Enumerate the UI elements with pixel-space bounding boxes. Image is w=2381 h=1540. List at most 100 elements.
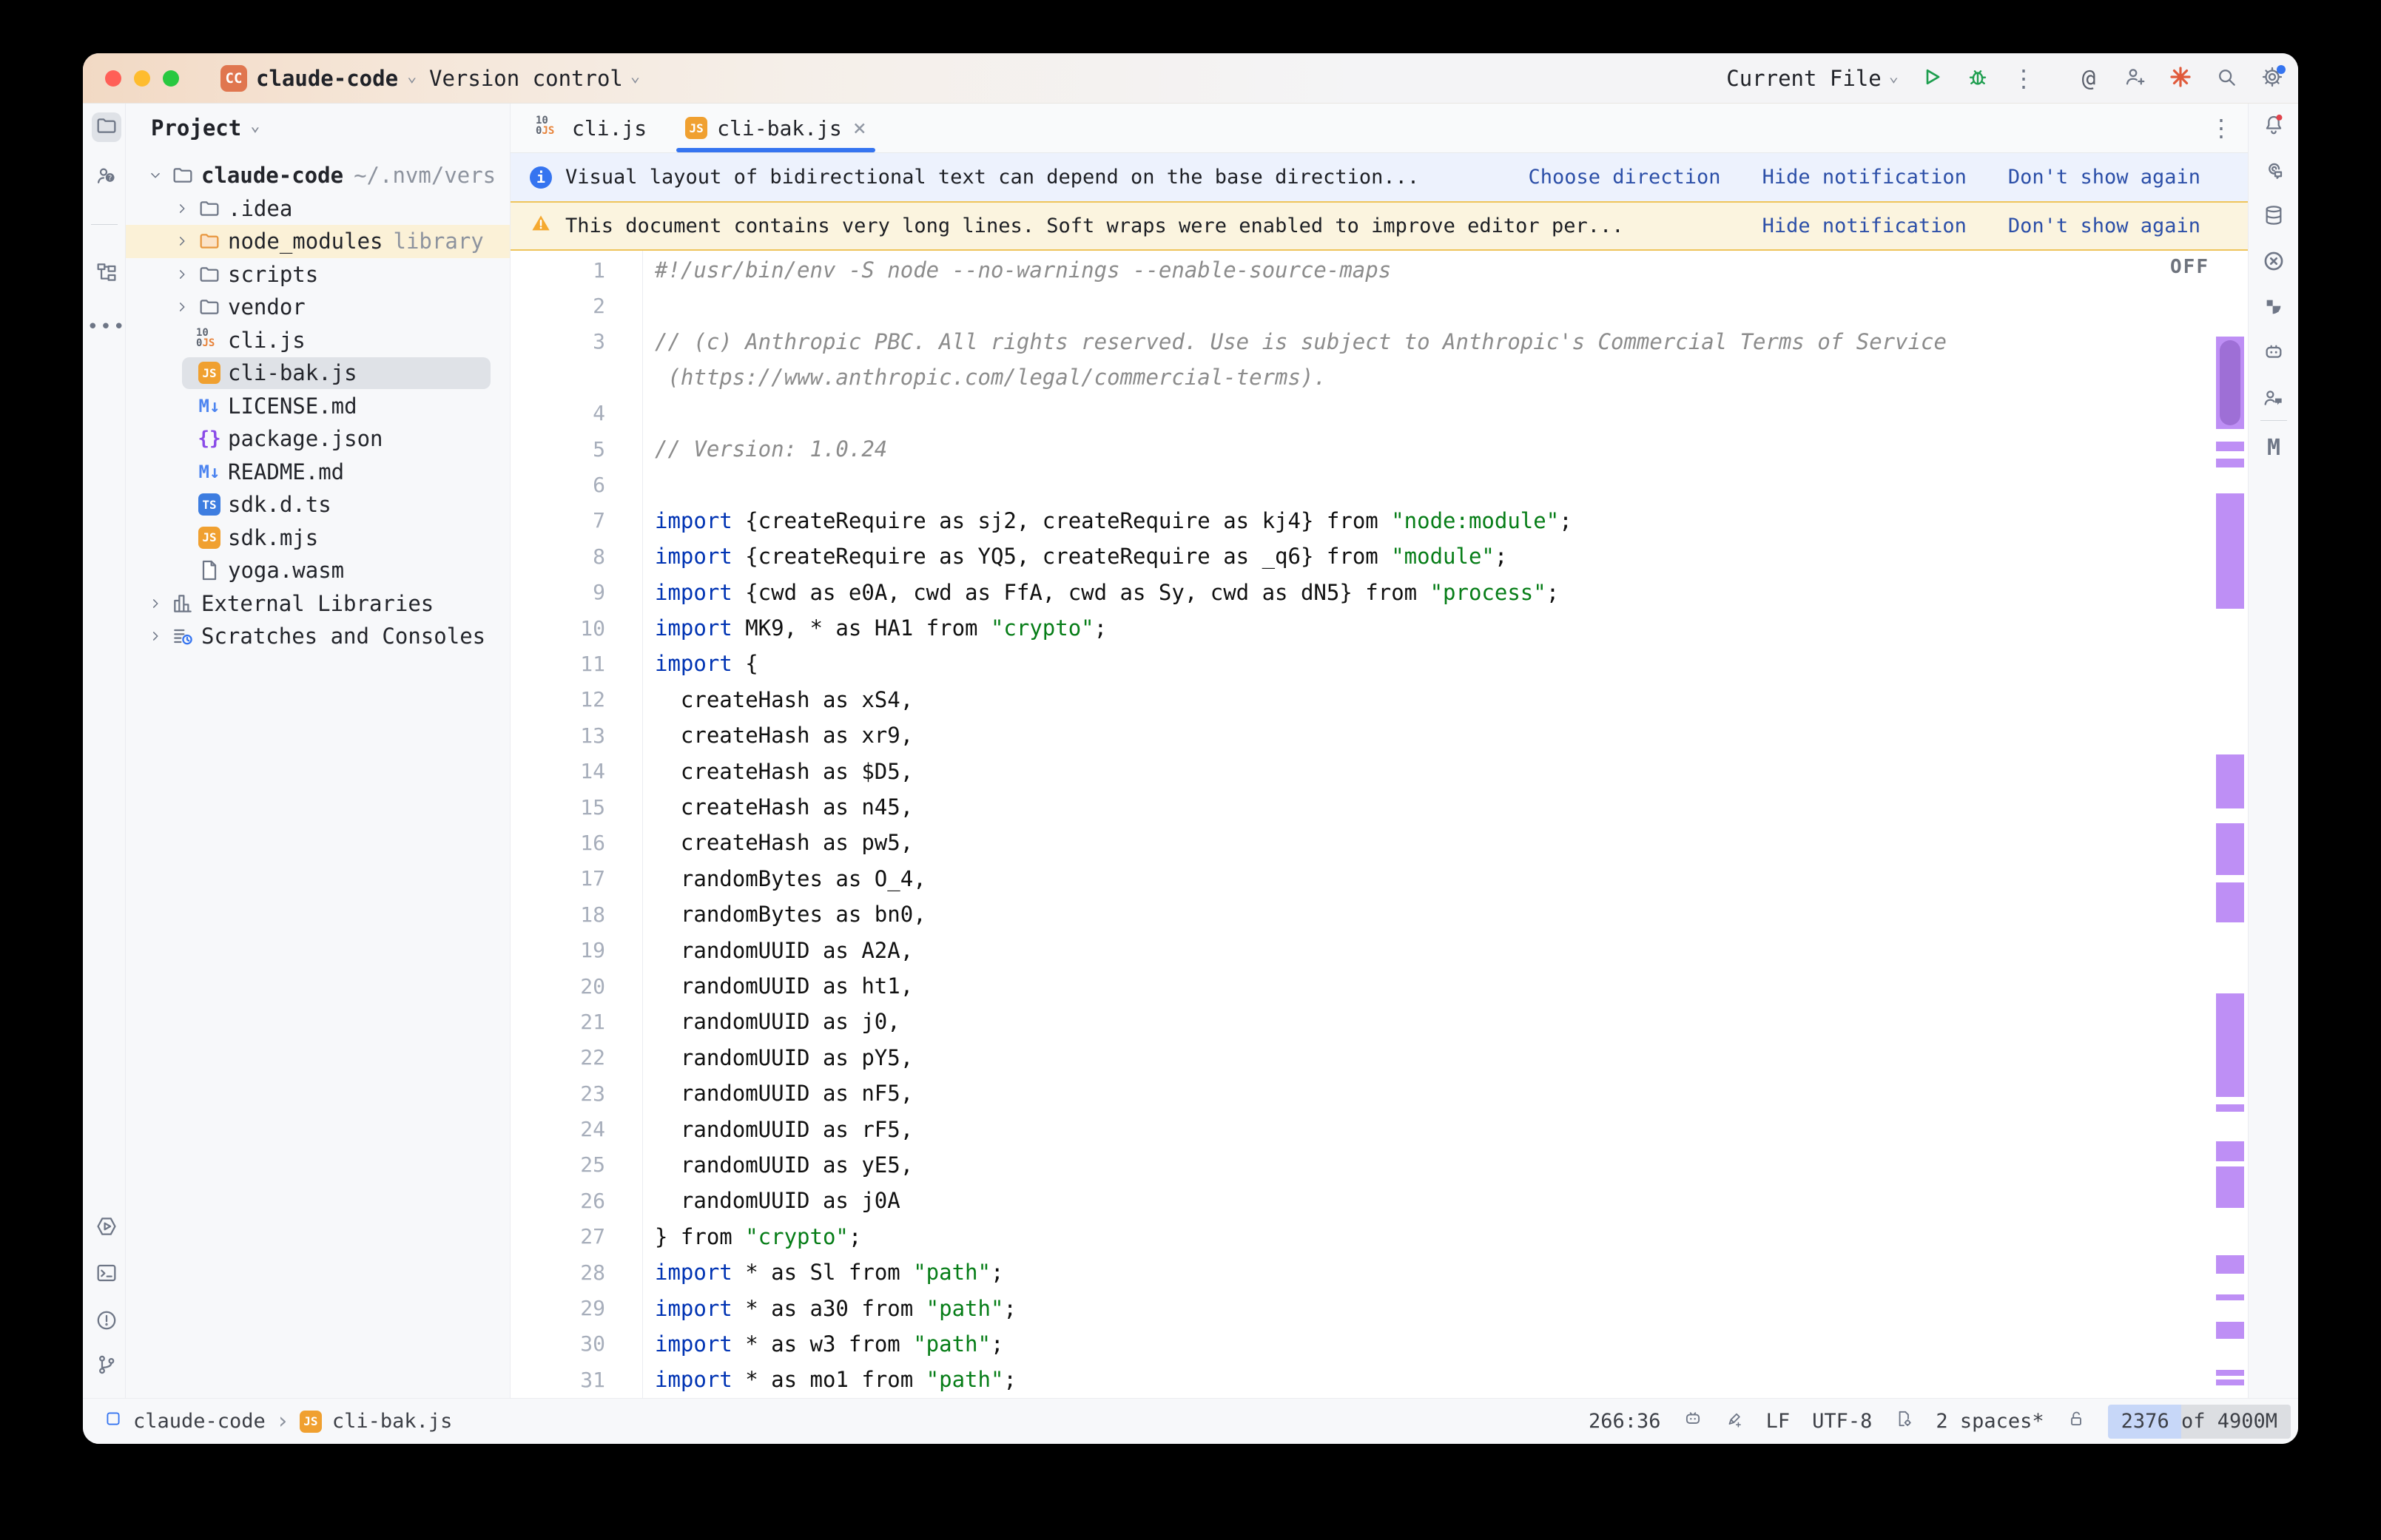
ai-burst-icon[interactable]	[2168, 66, 2193, 91]
chevron-right-icon[interactable]	[169, 266, 195, 283]
code-line-13[interactable]: 13 createHash as xr9,	[511, 717, 2248, 753]
notifications-tool-button[interactable]	[2261, 113, 2286, 138]
chevron-right-icon[interactable]	[169, 200, 195, 217]
x-tool-button[interactable]	[2261, 250, 2286, 275]
code-line-26[interactable]: 26 randomUUID as j0A	[511, 1183, 2248, 1218]
code-line-1[interactable]: 1#!/usr/bin/env -S node --no-warnings --…	[511, 252, 2248, 288]
code-line-18[interactable]: 18 randomBytes as bn0,	[511, 896, 2248, 932]
tree-item--idea[interactable]: .idea	[126, 192, 510, 226]
more-actions-button[interactable]: ⋮	[2011, 66, 2036, 91]
code-line-30[interactable]: 30import * as w3 from "path";	[511, 1326, 2248, 1362]
code-line-12[interactable]: 12 createHash as xS4,	[511, 682, 2248, 717]
zoom-window-button[interactable]	[163, 70, 179, 87]
tree-item-scripts[interactable]: scripts	[126, 258, 510, 291]
notification-link-don-t-show-again[interactable]: Don't show again	[2008, 215, 2200, 237]
problems-tool-button[interactable]	[92, 1307, 121, 1337]
code-line-9[interactable]: 9import {cwd as e0A, cwd as FfA, cwd as …	[511, 575, 2248, 610]
git-tool-button[interactable]	[92, 1351, 121, 1381]
writable-status-icon[interactable]	[2067, 1409, 2086, 1433]
line-separator-widget[interactable]: LF	[1766, 1410, 1791, 1433]
database-tool-button[interactable]	[2261, 204, 2286, 229]
chevron-down-icon[interactable]	[142, 167, 169, 183]
project-selector[interactable]: CC claude-code ⌄	[220, 53, 417, 104]
vcs-menu[interactable]: Version control ⌄	[429, 53, 640, 104]
code-line-27[interactable]: 27} from "crypto";	[511, 1219, 2248, 1254]
tree-item-scratches-and-consoles[interactable]: Scratches and Consoles	[126, 620, 510, 653]
encoding-widget[interactable]: UTF-8	[1812, 1410, 1872, 1433]
structure-tool-button[interactable]	[92, 259, 121, 288]
code-line-20[interactable]: 20 randomUUID as ht1,	[511, 968, 2248, 1004]
code-line-28[interactable]: 28import * as Sl from "path";	[511, 1254, 2248, 1290]
code-editor[interactable]: 1#!/usr/bin/env -S node --no-warnings --…	[511, 251, 2248, 1398]
tree-item-cli-js[interactable]: 100JScli.js	[126, 324, 510, 357]
code-line-16[interactable]: 16 createHash as pw5,	[511, 825, 2248, 860]
m-tool-button[interactable]: M	[2261, 435, 2286, 460]
scrollbar-thumb[interactable]	[2220, 340, 2240, 425]
breadcrumb-file[interactable]: cli-bak.js	[332, 1410, 453, 1433]
notification-link-hide-notification[interactable]: Hide notification	[1762, 166, 1967, 189]
more-tool-windows-button[interactable]: •••	[92, 312, 121, 342]
tree-item-node-modules[interactable]: node_moduleslibrary	[126, 225, 510, 258]
file-settings-icon[interactable]	[1894, 1409, 1913, 1433]
chevron-right-icon[interactable]	[169, 233, 195, 249]
code-line-11[interactable]: 11import {	[511, 646, 2248, 681]
code-line-25[interactable]: 25 randomUUID as yE5,	[511, 1147, 2248, 1183]
code-line-wrap[interactable]: (https://www.anthropic.com/legal/commerc…	[511, 359, 2248, 395]
ai-assistant-tool-button[interactable]	[2261, 159, 2286, 184]
breadcrumb-project[interactable]: claude-code	[133, 1410, 266, 1433]
minimize-window-button[interactable]	[134, 70, 150, 87]
indent-widget[interactable]: 2 spaces*	[1936, 1410, 2044, 1433]
copilot-status-icon[interactable]	[1683, 1409, 1703, 1433]
notification-link-don-t-show-again[interactable]: Don't show again	[2008, 166, 2200, 189]
run-configuration-selector[interactable]: Current File ⌄	[1726, 66, 1899, 91]
highlighting-level-icon[interactable]	[1725, 1409, 1744, 1433]
tree-item-sdk-d-ts[interactable]: TSsdk.d.ts	[126, 488, 510, 521]
tree-item-package-json[interactable]: {}package.json	[126, 422, 510, 456]
mentions-icon[interactable]: @	[2076, 66, 2101, 91]
tree-item-claude-code[interactable]: claude-code~/.nvm/vers	[126, 159, 510, 192]
chevron-right-icon[interactable]	[142, 595, 169, 612]
code-with-me-tool-button[interactable]	[2261, 387, 2286, 412]
tab-cli-bak-js[interactable]: JS cli-bak.js ×	[666, 104, 886, 152]
bot-tool-button[interactable]	[2261, 341, 2286, 366]
code-line-19[interactable]: 19 randomUUID as A2A,	[511, 932, 2248, 967]
project-tool-button[interactable]	[92, 112, 121, 142]
tree-item-license-md[interactable]: M↓LICENSE.md	[126, 390, 510, 423]
code-line-14[interactable]: 14 createHash as $D5,	[511, 753, 2248, 788]
tab-options-button[interactable]: ⋮	[2209, 114, 2233, 142]
code-line-8[interactable]: 8import {createRequire as YQ5, createReq…	[511, 538, 2248, 574]
chevron-right-icon[interactable]	[142, 628, 169, 644]
pull-requests-tool-button[interactable]: ?	[92, 163, 121, 192]
tree-item-sdk-mjs[interactable]: JSsdk.mjs	[126, 521, 510, 555]
tree-item-readme-md[interactable]: M↓README.md	[126, 456, 510, 489]
code-line-4[interactable]: 4	[511, 396, 2248, 431]
code-line-5[interactable]: 5// Version: 1.0.24	[511, 431, 2248, 467]
chevron-right-icon[interactable]	[169, 299, 195, 315]
project-panel-header[interactable]: Project ⌄	[126, 104, 510, 152]
tree-item-yoga-wasm[interactable]: yoga.wasm	[126, 554, 510, 587]
terminal-tool-button[interactable]	[92, 1260, 121, 1289]
memory-indicator[interactable]: 2376 of 4900M	[2108, 1405, 2291, 1439]
code-line-29[interactable]: 29import * as a30 from "path";	[511, 1290, 2248, 1325]
caret-position-widget[interactable]: 266:36	[1589, 1410, 1661, 1433]
code-line-17[interactable]: 17 randomBytes as O_4,	[511, 861, 2248, 896]
notification-link-hide-notification[interactable]: Hide notification	[1762, 215, 1967, 237]
notification-link-choose-direction[interactable]: Choose direction	[1528, 166, 1720, 189]
run-button[interactable]	[1919, 66, 1944, 91]
close-window-button[interactable]	[105, 70, 121, 87]
code-line-31[interactable]: 31import * as mo1 from "path";	[511, 1362, 2248, 1397]
search-everywhere-button[interactable]	[2214, 66, 2239, 91]
editor-scrollbar[interactable]	[2216, 251, 2244, 1398]
settings-button[interactable]	[2260, 66, 2285, 91]
code-line-2[interactable]: 2	[511, 288, 2248, 323]
tab-cli-js[interactable]: 100JS cli.js	[516, 104, 666, 152]
code-line-7[interactable]: 7import {createRequire as sj2, createReq…	[511, 503, 2248, 538]
code-line-21[interactable]: 21 randomUUID as j0,	[511, 1004, 2248, 1039]
plugin-tool-button[interactable]	[2261, 296, 2286, 321]
code-line-23[interactable]: 23 randomUUID as nF5,	[511, 1075, 2248, 1111]
code-line-24[interactable]: 24 randomUUID as rF5,	[511, 1111, 2248, 1146]
tree-item-cli-bak-js[interactable]: JScli-bak.js	[126, 357, 510, 390]
code-line-6[interactable]: 6	[511, 467, 2248, 502]
services-tool-button[interactable]	[92, 1213, 121, 1243]
add-user-icon[interactable]	[2122, 66, 2147, 91]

^^^^

Express every line of the items as a JSON list of strings, one string per line, leaving out blank lines and the pictures.

• EXERCISE ANSWER:
[
  "Enumerate the UI elements with pixel-space bounding boxes. Image is w=2381 h=1540. List at most 100 elements.",
  "ai-burst-icon[interactable]\t[2168, 66, 2193, 91]",
  "chevron-right-icon[interactable]\t[169, 266, 195, 283]",
  "code-line-13[interactable]: 13 createHash as xr9,\t[511, 717, 2248, 753]",
  "notifications-tool-button[interactable]\t[2261, 113, 2286, 138]",
  "chevron-right-icon[interactable]\t[169, 200, 195, 217]",
  "x-tool-button[interactable]\t[2261, 250, 2286, 275]",
  "code-line-26[interactable]: 26 randomUUID as j0A\t[511, 1183, 2248, 1218]",
  "code-line-1[interactable]: 1#!/usr/bin/env -S node --no-warnings --…\t[511, 252, 2248, 288]",
  "code-line-18[interactable]: 18 randomBytes as bn0,\t[511, 896, 2248, 932]",
  "tree-item--idea[interactable]: .idea\t[126, 192, 510, 226]",
  "more-actions-button[interactable]: ⋮\t[2011, 66, 2036, 91]",
  "code-line-30[interactable]: 30import * as w3 from \"path\";\t[511, 1326, 2248, 1362]",
  "code-line-12[interactable]: 12 createHash as xS4,\t[511, 682, 2248, 717]",
  "zoom-window-button[interactable]\t[163, 70, 179, 87]",
  "tree-item-scripts[interactable]: scripts\t[126, 258, 510, 291]",
  "notification-link-don-t-show-again[interactable]: Don't show again\t[2008, 215, 2200, 237]",
  "problems-tool-button[interactable]\t[92, 1307, 121, 1337]",
  "code-line-9[interactable]: 9import {cwd as e0A, cwd as FfA, cwd as …\t[511, 575, 2248, 610]",
  "git-tool-button[interactable]\t[92, 1351, 121, 1381]",
  "writable-status-icon[interactable]\t[2067, 1409, 2086, 1433]",
  "line-separator-widget[interactable]: LF\t[1766, 1410, 1791, 1433]",
  "database-tool-button[interactable]\t[2261, 204, 2286, 229]",
  "chevron-down-icon[interactable]\t[142, 167, 169, 183]",
  "project-selector[interactable]: CC claude-code ⌄\t[220, 53, 417, 104]",
  "vcs-menu[interactable]: Version control ⌄\t[429, 53, 640, 104]",
  "code-line-27[interactable]: 27} from \"crypto\";\t[511, 1219, 2248, 1254]",
  "tree-item-scratches-and-consoles[interactable]: Scratches and Consoles\t[126, 620, 510, 653]",
  "encoding-widget[interactable]: UTF-8\t[1812, 1410, 1872, 1433]",
  "structure-tool-button[interactable]\t[92, 259, 121, 288]",
  "code-line-20[interactable]: 20 randomUUID as ht1,\t[511, 968, 2248, 1004]",
  "code-line-28[interactable]: 28import * as Sl from \"path\";\t[511, 1254, 2248, 1290]",
  "code-editor[interactable]: 1#!/usr/bin/env -S node --no-warnings --…\t[511, 251, 2248, 1398]",
  "tree-item-cli-js[interactable]: 100JScli.js\t[126, 324, 510, 357]",
  "code-line-16[interactable]: 16 createHash as pw5,\t[511, 825, 2248, 860]",
  "m-tool-button[interactable]: M\t[2261, 435, 2286, 460]",
  "scrollbar-thumb[interactable]\t[2220, 340, 2240, 425]",
  "breadcrumb-file[interactable]: cli-bak.js\t[332, 1410, 453, 1433]",
  "notification-link-hide-notification[interactable]: Hide notification\t[1762, 166, 1967, 189]",
  "more-tool-windows-button[interactable]: •••\t[92, 312, 121, 342]",
  "tree-item-node-modules[interactable]: node_moduleslibrary\t[126, 225, 510, 258]",
  "file-settings-icon[interactable]\t[1894, 1409, 1913, 1433]",
  "chevron-right-icon[interactable]\t[169, 233, 195, 249]",
  "code-line-11[interactable]: 11import {\t[511, 646, 2248, 681]",
  "code-line-25[interactable]: 25 randomUUID as yE5,\t[511, 1147, 2248, 1183]",
  "code-line-wrap[interactable]: (https://www.anthropic.com/legal/commerc…\t[511, 359, 2248, 395]",
  "ai-assistant-tool-button[interactable]\t[2261, 159, 2286, 184]",
  "breadcrumb-project[interactable]: claude-code\t[133, 1410, 266, 1433]",
  "minimize-window-button[interactable]\t[134, 70, 150, 87]",
  "indent-widget[interactable]: 2 spaces*\t[1936, 1410, 2044, 1433]",
  "copilot-status-icon[interactable]\t[1683, 1409, 1703, 1433]",
  "notification-link-don-t-show-again[interactable]: Don't show again\t[2008, 166, 2200, 189]",
  "run-configuration-selector[interactable]: Current File ⌄\t[1726, 66, 1899, 91]",
  "highlighting-level-icon[interactable]\t[1725, 1409, 1744, 1433]",
  "tree-item-sdk-d-ts[interactable]: TSsdk.d.ts\t[126, 488, 510, 521]",
  "tree-item-package-json[interactable]: {}package.json\t[126, 422, 510, 456]",
  "mentions-icon[interactable]: @\t[2076, 66, 2101, 91]",
  "tree-item-claude-code[interactable]: claude-code~/.nvm/vers\t[126, 159, 510, 192]",
  "chevron-right-icon[interactable]\t[142, 595, 169, 612]",
  "code-with-me-tool-button[interactable]\t[2261, 387, 2286, 412]",
  "tab-cli-bak-js[interactable]: JS cli-bak.js ×\t[666, 104, 886, 152]",
  "bot-tool-button[interactable]\t[2261, 341, 2286, 366]",
  "code-line-19[interactable]: 19 randomUUID as A2A,\t[511, 932, 2248, 967]",
  "project-tool-button[interactable]\t[92, 112, 121, 142]",
  "tree-item-license-md[interactable]: M↓LICENSE.md\t[126, 390, 510, 423]",
  "code-line-14[interactable]: 14 createHash as $D5,\t[511, 753, 2248, 788]",
  "tab-options-button[interactable]: ⋮\t[2209, 114, 2233, 142]",
  "code-line-8[interactable]: 8import {createRequire as YQ5, createReq…\t[511, 538, 2248, 574]",
  "chevron-right-icon[interactable]\t[142, 628, 169, 644]",
  "pull-requests-tool-button[interactable]: ?\t[92, 163, 121, 192]",
  "tree-item-sdk-mjs[interactable]: JSsdk.mjs\t[126, 521, 510, 555]",
  "tree-item-readme-md[interactable]: M↓README.md\t[126, 456, 510, 489]",
  "code-line-4[interactable]: 4\t[511, 396, 2248, 431]",
  "code-line-5[interactable]: 5// Version: 1.0.24\t[511, 431, 2248, 467]",
  "chevron-right-icon[interactable]\t[169, 299, 195, 315]",
  "project-panel-header[interactable]: Project ⌄\t[126, 104, 510, 152]",
  "tree-item-yoga-wasm[interactable]: yoga.wasm\t[126, 554, 510, 587]",
  "terminal-tool-button[interactable]\t[92, 1260, 121, 1289]",
  "memory-indicator[interactable]: 2376 of 4900M\t[2108, 1405, 2291, 1439]",
  "code-line-29[interactable]: 29import * as a30 from \"path\";\t[511, 1290, 2248, 1325]",
  "caret-position-widget[interactable]: 266:36\t[1589, 1410, 1661, 1433]",
  "code-line-17[interactable]: 17 randomBytes as O_4,\t[511, 861, 2248, 896]",
  "notification-link-hide-notification[interactable]: Hide notification\t[1762, 215, 1967, 237]",
  "notification-link-choose-direction[interactable]: Choose direction\t[1528, 166, 1720, 189]",
  "run-button[interactable]\t[1919, 66, 1944, 91]",
  "close-window-button[interactable]\t[105, 70, 121, 87]",
  "code-line-31[interactable]: 31import * as mo1 from \"path\";\t[511, 1362, 2248, 1397]",
  "search-everywhere-button[interactable]\t[2214, 66, 2239, 91]",
  "editor-scrollbar[interactable]\t[2216, 251, 2244, 1398]",
  "settings-button[interactable]\t[2260, 66, 2285, 91]",
  "code-line-2[interactable]: 2\t[511, 288, 2248, 323]",
  "tab-cli-js[interactable]: 100JS cli.js\t[516, 104, 666, 152]",
  "code-line-7[interactable]: 7import {createRequire as sj2, createReq…\t[511, 503, 2248, 538]",
  "code-line-21[interactable]: 21 randomUUID as j0,\t[511, 1004, 2248, 1039]",
  "plugin-tool-button[interactable]\t[2261, 296, 2286, 321]",
  "code-line-23[interactable]: 23 randomUUID as nF5,\t[511, 1075, 2248, 1111]",
  "code-line-24[interactable]: 24 randomUUID as rF5,\t[511, 1111, 2248, 1146]",
  "tree-item-cli-bak-js[interactable]: JScli-bak.js\t[126, 357, 510, 390]",
  "code-line-6[interactable]: 6\t[511, 467, 2248, 502]",
  "services-tool-button[interactable]\t[92, 1213, 121, 1243]",
  "add-user-icon[interactable]\t[2122, 66, 2147, 91]"
]